## Selected excerpt
════════════════════
What new measures are being introduced to help patients at risk of sight loss whilst waiting for treatment?
Hywel Dda University Health Board was placed into level four targeted intervention on April 30, 2024 reflecting concerns about finance and planning, performance and outcomes, quality and safety, leadership and government. An escalation framework, including the de-escalation criteria has been agreed with the health board.
All health boards in targeted intervention or special measures are subject to additional scrutiny. For Hywel Dda this includes a quarterly meeting between the health board chief executive and the chief executive of NHS Wales. I will be meeting the chair regularly and progress against the framework will form part of those discussions.
The Welsh Government’s quality statement for cancer describes what good looks like for cancer services across all parts of Wales. This is underpinned by nationally optimised pathways for each cancer type, which provide timed pathways of care describing how organisations can achieve the cancer target. We expect all health boards to be working towards achieving the target of at least 75% of people starting first definitive treatment within 62 days.
Aligned to Hywel Dda UHB’s targeted intervention, the NHS Executive is supporting the health board to improve its cancer performance through a focus on reducing unwarranted variation and driving a sustainable improvement in cancer waiting times, including a focus on component waits across the pathway and increasing straight-to-test rates.
The health board have made good progress in improving performance against the national mental health measures.
Working across health boards and moving pathways into community optometry services, where clinically appropriate, has been a priority for the Welsh Government to improve access to specialist hospital care and support care closer to home.
We have invested an additional £30m across Wales since 2022-23 on a recurrent basis to transform the optometry workforce and pathways to reduce the demand on specialist hospital eye services and enable the shift of services into primary care optometry. This covers a range of primary eye care pathways including core optometry work such as NHS sight tests.
Hywel Dda University Health Board has received funding based on its population and activity. It has also received support for planned care recovery, including ophthalmology, from the national planned care transformation and recovery fund. It received £697,137 in 2021-22 to support improved eye care services and a further £255,300 in 2022-23 and 2023-24.
A national programme of work has been put in place to support the movement of ophthalmology pathways from secondary care into primary and community care in 2024-25.
════════════════════
## Required action
Quote the Hywel Dda statement word for word, beginning at "We have invested" and stopping after "care in 2024-25.". Rely only on the Hywel Dda statement above.
════════════════════
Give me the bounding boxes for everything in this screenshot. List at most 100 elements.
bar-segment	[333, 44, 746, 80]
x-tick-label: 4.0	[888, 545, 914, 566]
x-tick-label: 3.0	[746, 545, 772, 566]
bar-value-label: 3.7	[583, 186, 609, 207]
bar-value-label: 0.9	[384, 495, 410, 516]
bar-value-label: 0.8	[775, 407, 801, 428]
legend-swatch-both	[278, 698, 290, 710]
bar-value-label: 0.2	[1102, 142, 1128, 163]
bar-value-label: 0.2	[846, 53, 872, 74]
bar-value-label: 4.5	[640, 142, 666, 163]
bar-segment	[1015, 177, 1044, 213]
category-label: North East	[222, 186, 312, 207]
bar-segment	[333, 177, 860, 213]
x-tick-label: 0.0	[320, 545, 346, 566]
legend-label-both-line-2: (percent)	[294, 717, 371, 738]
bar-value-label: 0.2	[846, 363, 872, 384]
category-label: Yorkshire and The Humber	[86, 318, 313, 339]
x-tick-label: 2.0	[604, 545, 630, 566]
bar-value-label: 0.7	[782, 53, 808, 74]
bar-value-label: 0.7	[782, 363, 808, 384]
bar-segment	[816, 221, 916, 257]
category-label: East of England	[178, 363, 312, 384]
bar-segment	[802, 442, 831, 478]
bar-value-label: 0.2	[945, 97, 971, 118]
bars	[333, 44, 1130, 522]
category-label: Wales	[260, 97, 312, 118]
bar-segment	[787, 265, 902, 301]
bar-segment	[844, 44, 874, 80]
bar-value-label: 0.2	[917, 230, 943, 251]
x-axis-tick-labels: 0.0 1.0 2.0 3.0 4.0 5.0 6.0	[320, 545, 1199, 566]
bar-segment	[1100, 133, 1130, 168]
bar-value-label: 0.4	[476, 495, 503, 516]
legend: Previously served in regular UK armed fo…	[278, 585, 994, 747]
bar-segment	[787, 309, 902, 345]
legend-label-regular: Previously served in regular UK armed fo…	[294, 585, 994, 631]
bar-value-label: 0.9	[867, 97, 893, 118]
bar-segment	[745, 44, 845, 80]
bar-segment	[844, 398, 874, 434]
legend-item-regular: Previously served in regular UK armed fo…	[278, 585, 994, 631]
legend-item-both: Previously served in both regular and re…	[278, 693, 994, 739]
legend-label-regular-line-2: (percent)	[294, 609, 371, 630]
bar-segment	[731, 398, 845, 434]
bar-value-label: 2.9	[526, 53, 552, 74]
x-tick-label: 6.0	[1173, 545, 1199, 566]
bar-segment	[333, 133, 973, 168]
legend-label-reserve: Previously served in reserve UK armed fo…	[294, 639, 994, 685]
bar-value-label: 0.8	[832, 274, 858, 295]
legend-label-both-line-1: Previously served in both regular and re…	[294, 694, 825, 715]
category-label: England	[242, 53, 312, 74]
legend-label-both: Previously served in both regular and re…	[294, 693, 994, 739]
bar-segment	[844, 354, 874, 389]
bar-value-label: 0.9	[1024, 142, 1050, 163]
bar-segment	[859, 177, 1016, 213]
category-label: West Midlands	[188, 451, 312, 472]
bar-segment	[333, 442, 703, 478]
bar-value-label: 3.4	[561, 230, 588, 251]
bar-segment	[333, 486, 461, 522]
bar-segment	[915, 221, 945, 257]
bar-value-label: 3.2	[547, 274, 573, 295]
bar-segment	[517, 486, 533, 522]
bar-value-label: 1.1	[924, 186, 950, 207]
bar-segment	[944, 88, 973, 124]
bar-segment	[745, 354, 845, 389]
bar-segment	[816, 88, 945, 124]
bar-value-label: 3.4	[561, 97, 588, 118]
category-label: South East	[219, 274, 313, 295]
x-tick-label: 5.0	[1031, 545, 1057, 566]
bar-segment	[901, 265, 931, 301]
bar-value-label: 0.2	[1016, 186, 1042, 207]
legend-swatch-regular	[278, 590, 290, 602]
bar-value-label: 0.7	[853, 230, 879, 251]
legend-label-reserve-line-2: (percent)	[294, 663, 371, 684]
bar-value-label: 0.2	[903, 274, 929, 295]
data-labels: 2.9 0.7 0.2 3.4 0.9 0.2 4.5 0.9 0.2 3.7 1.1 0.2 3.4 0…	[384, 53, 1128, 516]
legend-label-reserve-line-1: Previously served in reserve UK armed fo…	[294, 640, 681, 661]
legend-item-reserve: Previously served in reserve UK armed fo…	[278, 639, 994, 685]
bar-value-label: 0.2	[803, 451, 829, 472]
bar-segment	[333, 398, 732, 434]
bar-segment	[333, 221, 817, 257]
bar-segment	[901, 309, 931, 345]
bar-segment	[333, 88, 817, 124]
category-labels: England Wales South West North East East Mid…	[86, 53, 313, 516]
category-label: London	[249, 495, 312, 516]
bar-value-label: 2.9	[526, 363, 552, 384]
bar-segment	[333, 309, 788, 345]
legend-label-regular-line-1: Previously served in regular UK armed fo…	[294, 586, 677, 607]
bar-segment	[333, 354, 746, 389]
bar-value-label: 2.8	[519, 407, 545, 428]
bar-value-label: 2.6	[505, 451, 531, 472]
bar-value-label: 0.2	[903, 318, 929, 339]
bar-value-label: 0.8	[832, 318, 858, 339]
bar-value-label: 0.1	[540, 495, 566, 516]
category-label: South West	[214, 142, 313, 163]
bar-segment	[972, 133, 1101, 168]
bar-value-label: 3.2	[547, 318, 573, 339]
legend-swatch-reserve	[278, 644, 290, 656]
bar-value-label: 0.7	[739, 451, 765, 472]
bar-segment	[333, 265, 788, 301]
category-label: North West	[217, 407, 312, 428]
════════════════════
## Result
We have invested an additional £30m across Wales since 2022-23 on a recurrent basis to transform the optometry workforce and pathways to reduce the demand on specialist hospital eye services and enable the shift of services into primary care optometry. This covers a range of primary eye care pathways including core optometry work such as NHS sight tests.
Hywel Dda University Health Board has received funding based on its population and activity. It has also received support for planned care recovery, including ophthalmology, from the national planned care transformation and recovery fund. It received £697,137 in 2021-22 to support improved eye care services and a further £255,300 in 2022-23 and 2023-24.
A national programme of work has been put in place to support the movement of ophthalmology pathways from secondary care into primary and community care in 2024-25.